YOUR OBJECTIVE >>
Please write out the material below exactly as given.

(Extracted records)

[START]

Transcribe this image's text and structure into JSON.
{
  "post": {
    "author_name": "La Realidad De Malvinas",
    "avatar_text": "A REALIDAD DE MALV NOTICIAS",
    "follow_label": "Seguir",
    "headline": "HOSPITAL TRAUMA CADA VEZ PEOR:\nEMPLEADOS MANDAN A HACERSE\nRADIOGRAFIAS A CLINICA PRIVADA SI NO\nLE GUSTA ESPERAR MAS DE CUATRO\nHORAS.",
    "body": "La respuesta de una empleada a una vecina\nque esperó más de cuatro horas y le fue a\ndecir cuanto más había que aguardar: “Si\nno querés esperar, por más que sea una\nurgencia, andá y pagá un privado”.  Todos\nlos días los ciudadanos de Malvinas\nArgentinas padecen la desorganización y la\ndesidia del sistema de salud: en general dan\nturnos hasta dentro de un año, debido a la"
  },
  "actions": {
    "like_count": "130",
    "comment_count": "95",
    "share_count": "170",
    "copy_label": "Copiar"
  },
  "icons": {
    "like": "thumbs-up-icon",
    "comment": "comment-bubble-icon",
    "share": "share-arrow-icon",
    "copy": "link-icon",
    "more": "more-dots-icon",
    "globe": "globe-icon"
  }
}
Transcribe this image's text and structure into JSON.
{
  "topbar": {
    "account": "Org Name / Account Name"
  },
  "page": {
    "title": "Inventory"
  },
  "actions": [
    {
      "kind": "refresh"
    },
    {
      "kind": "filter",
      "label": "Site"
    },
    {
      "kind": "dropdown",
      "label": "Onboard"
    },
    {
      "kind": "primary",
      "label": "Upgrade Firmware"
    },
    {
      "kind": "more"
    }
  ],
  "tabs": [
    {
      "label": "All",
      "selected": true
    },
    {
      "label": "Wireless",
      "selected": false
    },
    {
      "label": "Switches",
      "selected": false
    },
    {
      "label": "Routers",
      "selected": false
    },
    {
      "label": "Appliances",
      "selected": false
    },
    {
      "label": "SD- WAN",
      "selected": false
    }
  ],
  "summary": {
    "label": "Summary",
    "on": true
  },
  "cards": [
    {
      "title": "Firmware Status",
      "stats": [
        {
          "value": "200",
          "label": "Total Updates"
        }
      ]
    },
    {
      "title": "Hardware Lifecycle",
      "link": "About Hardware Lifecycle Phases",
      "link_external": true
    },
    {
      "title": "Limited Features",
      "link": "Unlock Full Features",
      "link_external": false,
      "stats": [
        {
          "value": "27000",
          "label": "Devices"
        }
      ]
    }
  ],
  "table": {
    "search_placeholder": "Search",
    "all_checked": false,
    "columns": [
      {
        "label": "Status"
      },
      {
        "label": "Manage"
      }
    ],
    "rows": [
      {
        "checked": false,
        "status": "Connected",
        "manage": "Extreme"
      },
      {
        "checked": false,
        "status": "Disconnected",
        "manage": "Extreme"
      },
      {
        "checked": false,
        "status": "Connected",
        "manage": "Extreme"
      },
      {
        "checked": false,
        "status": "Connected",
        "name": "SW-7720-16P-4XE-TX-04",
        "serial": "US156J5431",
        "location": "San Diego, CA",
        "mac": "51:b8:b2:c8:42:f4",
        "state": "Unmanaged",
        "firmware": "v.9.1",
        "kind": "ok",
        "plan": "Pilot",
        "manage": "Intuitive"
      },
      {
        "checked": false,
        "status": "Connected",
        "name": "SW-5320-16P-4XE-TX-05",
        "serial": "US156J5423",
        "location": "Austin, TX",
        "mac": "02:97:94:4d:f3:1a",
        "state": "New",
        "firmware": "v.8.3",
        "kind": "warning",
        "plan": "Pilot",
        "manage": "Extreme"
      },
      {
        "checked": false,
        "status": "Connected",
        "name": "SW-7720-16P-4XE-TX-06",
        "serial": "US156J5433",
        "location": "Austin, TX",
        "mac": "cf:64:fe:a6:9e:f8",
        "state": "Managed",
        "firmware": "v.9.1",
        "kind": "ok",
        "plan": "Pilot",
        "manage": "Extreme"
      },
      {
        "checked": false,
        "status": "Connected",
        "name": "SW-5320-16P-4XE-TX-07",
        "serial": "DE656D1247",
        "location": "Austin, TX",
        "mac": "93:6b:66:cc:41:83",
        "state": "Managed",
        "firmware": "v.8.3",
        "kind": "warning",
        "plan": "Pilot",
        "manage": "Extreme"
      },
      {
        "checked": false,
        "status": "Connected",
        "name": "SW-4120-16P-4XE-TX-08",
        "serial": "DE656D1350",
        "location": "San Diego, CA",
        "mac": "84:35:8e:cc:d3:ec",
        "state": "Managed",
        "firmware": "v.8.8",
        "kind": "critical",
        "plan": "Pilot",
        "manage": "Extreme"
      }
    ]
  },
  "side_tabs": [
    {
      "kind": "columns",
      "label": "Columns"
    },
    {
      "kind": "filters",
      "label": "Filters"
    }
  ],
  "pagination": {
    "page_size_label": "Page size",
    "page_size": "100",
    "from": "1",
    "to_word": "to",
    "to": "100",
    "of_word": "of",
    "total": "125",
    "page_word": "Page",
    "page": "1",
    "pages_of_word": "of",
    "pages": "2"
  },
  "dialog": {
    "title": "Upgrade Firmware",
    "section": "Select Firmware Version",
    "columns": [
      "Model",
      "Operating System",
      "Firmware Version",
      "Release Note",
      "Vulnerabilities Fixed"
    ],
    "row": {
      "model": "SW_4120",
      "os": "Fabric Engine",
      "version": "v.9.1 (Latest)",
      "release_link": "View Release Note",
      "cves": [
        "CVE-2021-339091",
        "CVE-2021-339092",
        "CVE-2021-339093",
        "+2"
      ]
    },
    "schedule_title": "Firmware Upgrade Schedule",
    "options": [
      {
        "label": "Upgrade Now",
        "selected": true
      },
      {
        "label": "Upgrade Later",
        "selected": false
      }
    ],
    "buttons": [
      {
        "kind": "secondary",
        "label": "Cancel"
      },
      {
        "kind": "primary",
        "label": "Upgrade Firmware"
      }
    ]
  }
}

[END]

REPLY TO THE TASK >>
Transcribe this image's text and structure into JSON.
{
  "post": {
    "author_name": "La Realidad De Malvinas",
    "avatar_text": "A REALIDAD DE MALV NOTICIAS",
    "follow_label": "Seguir",
    "headline": "HOSPITAL TRAUMA CADA VEZ PEOR:\nEMPLEADOS MANDAN A HACERSE\nRADIOGRAFIAS A CLINICA PRIVADA SI NO\nLE GUSTA ESPERAR MAS DE CUATRO\nHORAS.",
    "body": "La respuesta de una empleada a una vecina\nque esperó más de cuatro horas y le fue a\ndecir cuanto más había que aguardar: “Si\nno querés esperar, por más que sea una\nurgencia, andá y pagá un privado”.  Todos\nlos días los ciudadanos de Malvinas\nArgentinas padecen la desorganización y la\ndesidia del sistema de salud: en general dan\nturnos hasta dentro de un año, debido a la"
  },
  "actions": {
    "like_count": "130",
    "comment_count": "95",
    "share_count": "170",
    "copy_label": "Copiar"
  },
  "icons": {
    "like": "thumbs-up-icon",
    "comment": "comment-bubble-icon",
    "share": "share-arrow-icon",
    "copy": "link-icon",
    "more": "more-dots-icon",
    "globe": "globe-icon"
  }
}
Transcribe this image's text and structure into JSON.
{
  "topbar": {
    "account": "Org Name / Account Name"
  },
  "page": {
    "title": "Inventory"
  },
  "actions": [
    {
      "kind": "refresh"
    },
    {
      "kind": "filter",
      "label": "Site"
    },
    {
      "kind": "dropdown",
      "label": "Onboard"
    },
    {
      "kind": "primary",
      "label": "Upgrade Firmware"
    },
    {
      "kind": "more"
    }
  ],
  "tabs": [
    {
      "label": "All",
      "selected": true
    },
    {
      "label": "Wireless",
      "selected": false
    },
    {
      "label": "Switches",
      "selected": false
    },
    {
      "label": "Routers",
      "selected": false
    },
    {
      "label": "Appliances",
      "selected": false
    },
    {
      "label": "SD- WAN",
      "selected": false
    }
  ],
  "summary": {
    "label": "Summary",
    "on": true
  },
  "cards": [
    {
      "title": "Firmware Status",
      "stats": [
        {
          "value": "200",
          "label": "Total Updates"
        }
      ]
    },
    {
      "title": "Hardware Lifecycle",
      "link": "About Hardware Lifecycle Phases",
      "link_external": true
    },
    {
      "title": "Limited Features",
      "link": "Unlock Full Features",
      "link_external": false,
      "stats": [
        {
          "value": "27000",
          "label": "Devices"
        }
      ]
    }
  ],
  "table": {
    "search_placeholder": "Search",
    "all_checked": false,
    "columns": [
      {
        "label": "Status"
      },
      {
        "label": "Manage"
      }
    ],
    "rows": [
      {
        "checked": false,
        "status": "Connected",
        "manage": "Extreme"
      },
      {
        "checked": false,
        "status": "Disconnected",
        "manage": "Extreme"
      },
      {
        "checked": false,
        "status": "Connected",
        "manage": "Extreme"
      },
      {
        "checked": false,
        "status": "Connected",
        "name": "SW-7720-16P-4XE-TX-04",
        "serial": "US156J5431",
        "location": "San Diego, CA",
        "mac": "51:b8:b2:c8:42:f4",
        "state": "Unmanaged",
        "firmware": "v.9.1",
        "kind": "ok",
        "plan": "Pilot",
        "manage": "Intuitive"
      },
      {
        "checked": false,
        "status": "Connected",
        "name": "SW-5320-16P-4XE-TX-05",
        "serial": "US156J5423",
        "location": "Austin, TX",
        "mac": "02:97:94:4d:f3:1a",
        "state": "New",
        "firmware": "v.8.3",
        "kind": "warning",
        "plan": "Pilot",
        "manage": "Extreme"
      },
      {
        "checked": false,
        "status": "Connected",
        "name": "SW-7720-16P-4XE-TX-06",
        "serial": "US156J5433",
        "location": "Austin, TX",
        "mac": "cf:64:fe:a6:9e:f8",
        "state": "Managed",
        "firmware": "v.9.1",
        "kind": "ok",
        "plan": "Pilot",
        "manage": "Extreme"
      },
      {
        "checked": false,
        "status": "Connected",
        "name": "SW-5320-16P-4XE-TX-07",
        "serial": "DE656D1247",
        "location": "Austin, TX",
        "mac": "93:6b:66:cc:41:83",
        "state": "Managed",
        "firmware": "v.8.3",
        "kind": "warning",
        "plan": "Pilot",
        "manage": "Extreme"
      },
      {
        "checked": false,
        "status": "Connected",
        "name": "SW-4120-16P-4XE-TX-08",
        "serial": "DE656D1350",
        "location": "San Diego, CA",
        "mac": "84:35:8e:cc:d3:ec",
        "state": "Managed",
        "firmware": "v.8.8",
        "kind": "critical",
        "plan": "Pilot",
        "manage": "Extreme"
      }
    ]
  },
  "side_tabs": [
    {
      "kind": "columns",
      "label": "Columns"
    },
    {
      "kind": "filters",
      "label": "Filters"
    }
  ],
  "pagination": {
    "page_size_label": "Page size",
    "page_size": "100",
    "from": "1",
    "to_word": "to",
    "to": "100",
    "of_word": "of",
    "total": "125",
    "page_word": "Page",
    "page": "1",
    "pages_of_word": "of",
    "pages": "2"
  },
  "dialog": {
    "title": "Upgrade Firmware",
    "section": "Select Firmware Version",
    "columns": [
      "Model",
      "Operating System",
      "Firmware Version",
      "Release Note",
      "Vulnerabilities Fixed"
    ],
    "row": {
      "model": "SW_4120",
      "os": "Fabric Engine",
      "version": "v.9.1 (Latest)",
      "release_link": "View Release Note",
      "cves": [
        "CVE-2021-339091",
        "CVE-2021-339092",
        "CVE-2021-339093",
        "+2"
      ]
    },
    "schedule_title": "Firmware Upgrade Schedule",
    "options": [
      {
        "label": "Upgrade Now",
        "selected": true
      },
      {
        "label": "Upgrade Later",
        "selected": false
      }
    ],
    "buttons": [
      {
        "kind": "secondary",
        "label": "Cancel"
      },
      {
        "kind": "primary",
        "label": "Upgrade Firmware"
      }
    ]
  }
}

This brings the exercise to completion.